TASK TO COMPLETE.
Repeat all entries exactly.
# # # #
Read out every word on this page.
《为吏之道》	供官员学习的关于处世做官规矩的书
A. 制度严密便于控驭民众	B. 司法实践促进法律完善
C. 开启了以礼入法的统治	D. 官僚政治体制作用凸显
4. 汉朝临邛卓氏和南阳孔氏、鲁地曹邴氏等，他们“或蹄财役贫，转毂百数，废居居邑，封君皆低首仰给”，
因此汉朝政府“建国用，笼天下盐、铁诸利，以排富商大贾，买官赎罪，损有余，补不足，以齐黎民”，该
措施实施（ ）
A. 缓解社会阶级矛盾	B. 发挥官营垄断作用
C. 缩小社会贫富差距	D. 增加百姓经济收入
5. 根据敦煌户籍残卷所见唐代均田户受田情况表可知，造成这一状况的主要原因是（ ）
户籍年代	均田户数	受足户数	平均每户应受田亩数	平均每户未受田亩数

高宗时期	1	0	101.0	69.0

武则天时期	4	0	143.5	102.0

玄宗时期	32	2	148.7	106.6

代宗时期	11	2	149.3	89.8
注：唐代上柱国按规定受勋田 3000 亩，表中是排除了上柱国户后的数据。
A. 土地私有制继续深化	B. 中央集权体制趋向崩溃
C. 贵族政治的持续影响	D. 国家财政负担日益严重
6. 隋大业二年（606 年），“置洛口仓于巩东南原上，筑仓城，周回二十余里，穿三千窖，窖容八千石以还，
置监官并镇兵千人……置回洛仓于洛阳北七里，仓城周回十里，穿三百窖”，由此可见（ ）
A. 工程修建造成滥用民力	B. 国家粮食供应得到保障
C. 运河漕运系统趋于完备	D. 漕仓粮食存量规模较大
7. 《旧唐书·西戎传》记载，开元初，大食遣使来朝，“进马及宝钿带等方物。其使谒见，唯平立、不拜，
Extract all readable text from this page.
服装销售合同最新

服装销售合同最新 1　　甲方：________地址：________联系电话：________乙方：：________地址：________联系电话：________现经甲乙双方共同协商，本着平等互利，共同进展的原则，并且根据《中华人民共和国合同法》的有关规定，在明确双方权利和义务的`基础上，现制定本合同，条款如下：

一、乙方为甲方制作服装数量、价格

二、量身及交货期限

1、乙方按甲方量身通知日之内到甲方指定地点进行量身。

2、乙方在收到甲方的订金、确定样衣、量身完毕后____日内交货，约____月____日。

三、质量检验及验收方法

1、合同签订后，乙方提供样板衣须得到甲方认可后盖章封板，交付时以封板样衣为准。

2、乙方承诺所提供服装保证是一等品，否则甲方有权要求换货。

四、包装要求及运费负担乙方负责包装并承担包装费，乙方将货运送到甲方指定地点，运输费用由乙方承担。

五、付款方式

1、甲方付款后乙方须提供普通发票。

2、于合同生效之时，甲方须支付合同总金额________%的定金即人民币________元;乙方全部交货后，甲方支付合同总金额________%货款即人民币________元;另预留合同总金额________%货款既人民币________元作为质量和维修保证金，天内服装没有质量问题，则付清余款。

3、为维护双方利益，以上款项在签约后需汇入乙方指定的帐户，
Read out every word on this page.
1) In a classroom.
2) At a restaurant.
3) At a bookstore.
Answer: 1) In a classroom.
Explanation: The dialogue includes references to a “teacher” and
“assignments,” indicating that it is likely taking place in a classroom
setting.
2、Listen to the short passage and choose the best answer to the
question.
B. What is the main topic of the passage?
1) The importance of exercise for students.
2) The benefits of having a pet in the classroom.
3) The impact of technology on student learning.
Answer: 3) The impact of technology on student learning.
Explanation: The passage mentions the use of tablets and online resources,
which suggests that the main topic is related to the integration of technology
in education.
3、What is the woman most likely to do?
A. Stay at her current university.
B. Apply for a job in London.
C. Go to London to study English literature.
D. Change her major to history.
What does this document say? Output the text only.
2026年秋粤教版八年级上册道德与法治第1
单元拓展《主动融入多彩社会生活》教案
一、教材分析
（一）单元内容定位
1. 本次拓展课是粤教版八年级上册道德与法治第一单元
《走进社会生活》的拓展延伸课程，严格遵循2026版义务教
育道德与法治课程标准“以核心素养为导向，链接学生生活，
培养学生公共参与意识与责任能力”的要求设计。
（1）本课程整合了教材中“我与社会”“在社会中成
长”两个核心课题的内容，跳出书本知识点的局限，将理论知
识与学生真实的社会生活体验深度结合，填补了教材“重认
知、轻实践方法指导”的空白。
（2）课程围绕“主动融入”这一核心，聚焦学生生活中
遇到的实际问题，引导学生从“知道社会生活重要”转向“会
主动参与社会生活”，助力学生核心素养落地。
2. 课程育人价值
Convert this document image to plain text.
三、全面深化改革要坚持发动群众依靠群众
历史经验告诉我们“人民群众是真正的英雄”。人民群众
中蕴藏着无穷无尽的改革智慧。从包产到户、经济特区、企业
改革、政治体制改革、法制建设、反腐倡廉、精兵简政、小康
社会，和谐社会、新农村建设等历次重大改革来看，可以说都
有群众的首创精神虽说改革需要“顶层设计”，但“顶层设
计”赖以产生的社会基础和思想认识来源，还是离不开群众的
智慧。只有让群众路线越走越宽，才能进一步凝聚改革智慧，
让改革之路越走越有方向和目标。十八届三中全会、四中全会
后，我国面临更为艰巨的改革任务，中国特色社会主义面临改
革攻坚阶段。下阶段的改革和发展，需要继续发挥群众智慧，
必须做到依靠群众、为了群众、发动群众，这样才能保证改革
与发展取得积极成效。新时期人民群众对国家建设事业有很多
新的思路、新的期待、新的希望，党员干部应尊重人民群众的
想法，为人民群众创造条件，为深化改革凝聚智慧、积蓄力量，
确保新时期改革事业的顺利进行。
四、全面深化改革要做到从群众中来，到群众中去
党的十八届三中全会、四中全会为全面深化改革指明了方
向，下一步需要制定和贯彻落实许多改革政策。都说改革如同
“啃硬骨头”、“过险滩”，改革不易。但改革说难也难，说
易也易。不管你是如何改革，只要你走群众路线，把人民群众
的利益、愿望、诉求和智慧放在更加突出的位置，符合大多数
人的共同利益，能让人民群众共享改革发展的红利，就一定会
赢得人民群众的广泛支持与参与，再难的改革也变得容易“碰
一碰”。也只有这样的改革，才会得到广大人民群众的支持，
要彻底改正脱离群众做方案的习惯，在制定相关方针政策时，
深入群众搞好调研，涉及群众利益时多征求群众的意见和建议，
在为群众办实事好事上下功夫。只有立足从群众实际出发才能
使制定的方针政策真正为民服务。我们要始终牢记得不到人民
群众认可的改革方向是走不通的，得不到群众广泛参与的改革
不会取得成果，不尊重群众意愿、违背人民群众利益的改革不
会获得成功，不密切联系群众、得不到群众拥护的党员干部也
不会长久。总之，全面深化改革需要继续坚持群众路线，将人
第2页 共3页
# # # #
RESULT FOR THIS TASK.
Read out every word on this page.
《为吏之道》	供官员学习的关于处世做官规矩的书
A. 制度严密便于控驭民众	B. 司法实践促进法律完善
C. 开启了以礼入法的统治	D. 官僚政治体制作用凸显
4. 汉朝临邛卓氏和南阳孔氏、鲁地曹邴氏等，他们“或蹄财役贫，转毂百数，废居居邑，封君皆低首仰给”，
因此汉朝政府“建国用，笼天下盐、铁诸利，以排富商大贾，买官赎罪，损有余，补不足，以齐黎民”，该
措施实施（ ）
A. 缓解社会阶级矛盾	B. 发挥官营垄断作用
C. 缩小社会贫富差距	D. 增加百姓经济收入
5. 根据敦煌户籍残卷所见唐代均田户受田情况表可知，造成这一状况的主要原因是（ ）
户籍年代	均田户数	受足户数	平均每户应受田亩数	平均每户未受田亩数

高宗时期	1	0	101.0	69.0

武则天时期	4	0	143.5	102.0

玄宗时期	32	2	148.7	106.6

代宗时期	11	2	149.3	89.8
注：唐代上柱国按规定受勋田 3000 亩，表中是排除了上柱国户后的数据。
A. 土地私有制继续深化	B. 中央集权体制趋向崩溃
C. 贵族政治的持续影响	D. 国家财政负担日益严重
6. 隋大业二年（606 年），“置洛口仓于巩东南原上，筑仓城，周回二十余里，穿三千窖，窖容八千石以还，
置监官并镇兵千人……置回洛仓于洛阳北七里，仓城周回十里，穿三百窖”，由此可见（ ）
A. 工程修建造成滥用民力	B. 国家粮食供应得到保障
C. 运河漕运系统趋于完备	D. 漕仓粮食存量规模较大
7. 《旧唐书·西戎传》记载，开元初，大食遣使来朝，“进马及宝钿带等方物。其使谒见，唯平立、不拜，
Extract all readable text from this page.
服装销售合同最新

服装销售合同最新 1　　甲方：________地址：________联系电话：________乙方：：________地址：________联系电话：________现经甲乙双方共同协商，本着平等互利，共同进展的原则，并且根据《中华人民共和国合同法》的有关规定，在明确双方权利和义务的`基础上，现制定本合同，条款如下：

一、乙方为甲方制作服装数量、价格

二、量身及交货期限

1、乙方按甲方量身通知日之内到甲方指定地点进行量身。

2、乙方在收到甲方的订金、确定样衣、量身完毕后____日内交货，约____月____日。

三、质量检验及验收方法

1、合同签订后，乙方提供样板衣须得到甲方认可后盖章封板，交付时以封板样衣为准。

2、乙方承诺所提供服装保证是一等品，否则甲方有权要求换货。

四、包装要求及运费负担乙方负责包装并承担包装费，乙方将货运送到甲方指定地点，运输费用由乙方承担。

五、付款方式

1、甲方付款后乙方须提供普通发票。

2、于合同生效之时，甲方须支付合同总金额________%的定金即人民币________元;乙方全部交货后，甲方支付合同总金额________%货款即人民币________元;另预留合同总金额________%货款既人民币________元作为质量和维修保证金，天内服装没有质量问题，则付清余款。

3、为维护双方利益，以上款项在签约后需汇入乙方指定的帐户，
Read out every word on this page.
1) In a classroom.
2) At a restaurant.
3) At a bookstore.
Answer: 1) In a classroom.
Explanation: The dialogue includes references to a “teacher” and
“assignments,” indicating that it is likely taking place in a classroom
setting.
2、Listen to the short passage and choose the best answer to the
question.
B. What is the main topic of the passage?
1) The importance of exercise for students.
2) The benefits of having a pet in the classroom.
3) The impact of technology on student learning.
Answer: 3) The impact of technology on student learning.
Explanation: The passage mentions the use of tablets and online resources,
which suggests that the main topic is related to the integration of technology
in education.
3、What is the woman most likely to do?
A. Stay at her current university.
B. Apply for a job in London.
C. Go to London to study English literature.
D. Change her major to history.
What does this document say? Output the text only.
2026年秋粤教版八年级上册道德与法治第1
单元拓展《主动融入多彩社会生活》教案
一、教材分析
（一）单元内容定位
1. 本次拓展课是粤教版八年级上册道德与法治第一单元
《走进社会生活》的拓展延伸课程，严格遵循2026版义务教
育道德与法治课程标准“以核心素养为导向，链接学生生活，
培养学生公共参与意识与责任能力”的要求设计。
（1）本课程整合了教材中“我与社会”“在社会中成
长”两个核心课题的内容，跳出书本知识点的局限，将理论知
识与学生真实的社会生活体验深度结合，填补了教材“重认
知、轻实践方法指导”的空白。
（2）课程围绕“主动融入”这一核心，聚焦学生生活中
遇到的实际问题，引导学生从“知道社会生活重要”转向“会
主动参与社会生活”，助力学生核心素养落地。
2. 课程育人价值
Convert this document image to plain text.
三、全面深化改革要坚持发动群众依靠群众
历史经验告诉我们“人民群众是真正的英雄”。人民群众
中蕴藏着无穷无尽的改革智慧。从包产到户、经济特区、企业
改革、政治体制改革、法制建设、反腐倡廉、精兵简政、小康
社会，和谐社会、新农村建设等历次重大改革来看，可以说都
有群众的首创精神虽说改革需要“顶层设计”，但“顶层设
计”赖以产生的社会基础和思想认识来源，还是离不开群众的
智慧。只有让群众路线越走越宽，才能进一步凝聚改革智慧，
让改革之路越走越有方向和目标。十八届三中全会、四中全会
后，我国面临更为艰巨的改革任务，中国特色社会主义面临改
革攻坚阶段。下阶段的改革和发展，需要继续发挥群众智慧，
必须做到依靠群众、为了群众、发动群众，这样才能保证改革
与发展取得积极成效。新时期人民群众对国家建设事业有很多
新的思路、新的期待、新的希望，党员干部应尊重人民群众的
想法，为人民群众创造条件，为深化改革凝聚智慧、积蓄力量，
确保新时期改革事业的顺利进行。
四、全面深化改革要做到从群众中来，到群众中去
党的十八届三中全会、四中全会为全面深化改革指明了方
向，下一步需要制定和贯彻落实许多改革政策。都说改革如同
“啃硬骨头”、“过险滩”，改革不易。但改革说难也难，说
易也易。不管你是如何改革，只要你走群众路线，把人民群众
的利益、愿望、诉求和智慧放在更加突出的位置，符合大多数
人的共同利益，能让人民群众共享改革发展的红利，就一定会
赢得人民群众的广泛支持与参与，再难的改革也变得容易“碰
一碰”。也只有这样的改革，才会得到广大人民群众的支持，
要彻底改正脱离群众做方案的习惯，在制定相关方针政策时，
深入群众搞好调研，涉及群众利益时多征求群众的意见和建议，
在为群众办实事好事上下功夫。只有立足从群众实际出发才能
使制定的方针政策真正为民服务。我们要始终牢记得不到人民
群众认可的改革方向是走不通的，得不到群众广泛参与的改革
不会取得成果，不尊重群众意愿、违背人民群众利益的改革不
会获得成功，不密切联系群众、得不到群众拥护的党员干部也
不会长久。总之，全面深化改革需要继续坚持群众路线，将人
第2页 共3页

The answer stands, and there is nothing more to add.